> _Items_
------------------------------------

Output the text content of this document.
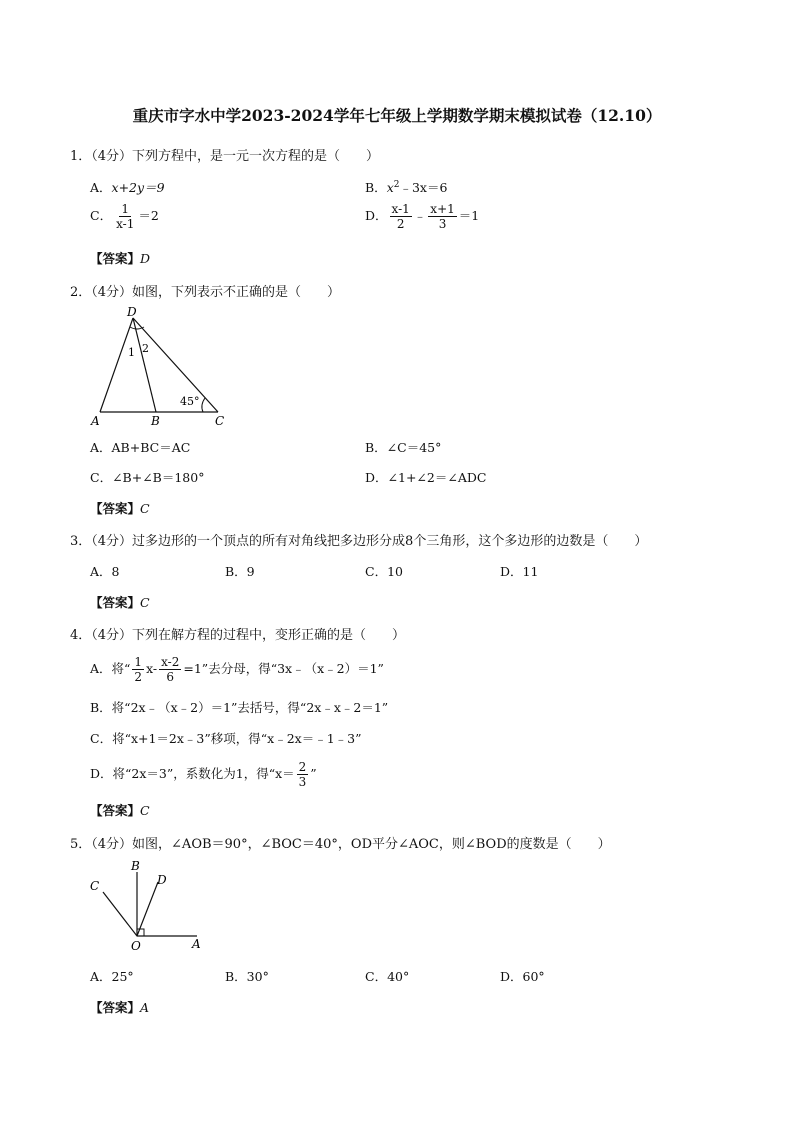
重庆市字水中学2023-2024学年七年级上学期数学期末模拟试卷（12.10）
1．（4分）下列方程中，是一元一次方程的是（　　）
A．x+2y＝9	B．$x^2﹣3x=6$
C． $\frac{1}{x-1} =2$	D． $\frac{x-1}{2}$ ﹣ $\frac{x+1}{3} =1$
【答案】D
2．（4分）如图，下列表示不正确的是（　　）
D
A	B	C
1 2
45°
A．AB+BC＝AC	B．∠C＝45°
C．∠B+∠B＝180°	D．∠1+∠2＝∠ADC
【答案】C
3．（4分）过多边形的一个顶点的所有对角线把多边形分成8个三角形，这个多边形的边数是（　　）
A．8	B．9	C．10	D．11
【答案】C
4．（4分）下列在解方程的过程中，变形正确的是（　　）
A．将“ $\frac{1}{2} x- \frac{x-2}{6} =1$”去分母，得“3x﹣（x﹣2）＝1”
B．将“2x﹣（x﹣2）＝1”去括号，得“2x﹣x﹣2＝1”
C．将“x+1＝2x﹣3”移项，得“x﹣2x＝﹣1﹣3”
D．将“2x＝3”，系数化为1，得“$x= \frac{2}{3}$ ”
【答案】C
5．（4分）如图，∠AOB＝90°，∠BOC＝40°，OD平分∠AOC，则∠BOD的度数是（　　）
B
C	D
O	A
A．25°	B．30°	C．40°	D．60°
【答案】A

------------------------------------

> _Objective_
Your copy of the data above should match it exactly, except that pictures are left out.

> _Complete response_
Output the text content of this document.
重庆市字水中学2023-2024学年七年级上学期数学期末模拟试卷（12.10）
1．（4分）下列方程中，是一元一次方程的是（　　）
A．x+2y＝9	B．$x^2﹣3x=6$
C． $\frac{1}{x-1} =2$	D． $\frac{x-1}{2}$ ﹣ $\frac{x+1}{3} =1$
【答案】D
2．（4分）如图，下列表示不正确的是（　　）
D
A	B	C
1 2
45°
A．AB+BC＝AC	B．∠C＝45°
C．∠B+∠B＝180°	D．∠1+∠2＝∠ADC
【答案】C
3．（4分）过多边形的一个顶点的所有对角线把多边形分成8个三角形，这个多边形的边数是（　　）
A．8	B．9	C．10	D．11
【答案】C
4．（4分）下列在解方程的过程中，变形正确的是（　　）
A．将“ $\frac{1}{2} x- \frac{x-2}{6} =1$”去分母，得“3x﹣（x﹣2）＝1”
B．将“2x﹣（x﹣2）＝1”去括号，得“2x﹣x﹣2＝1”
C．将“x+1＝2x﹣3”移项，得“x﹣2x＝﹣1﹣3”
D．将“2x＝3”，系数化为1，得“$x= \frac{2}{3}$ ”
【答案】C
5．（4分）如图，∠AOB＝90°，∠BOC＝40°，OD平分∠AOC，则∠BOD的度数是（　　）
B
C	D
O	A
A．25°	B．30°	C．40°	D．60°
【答案】A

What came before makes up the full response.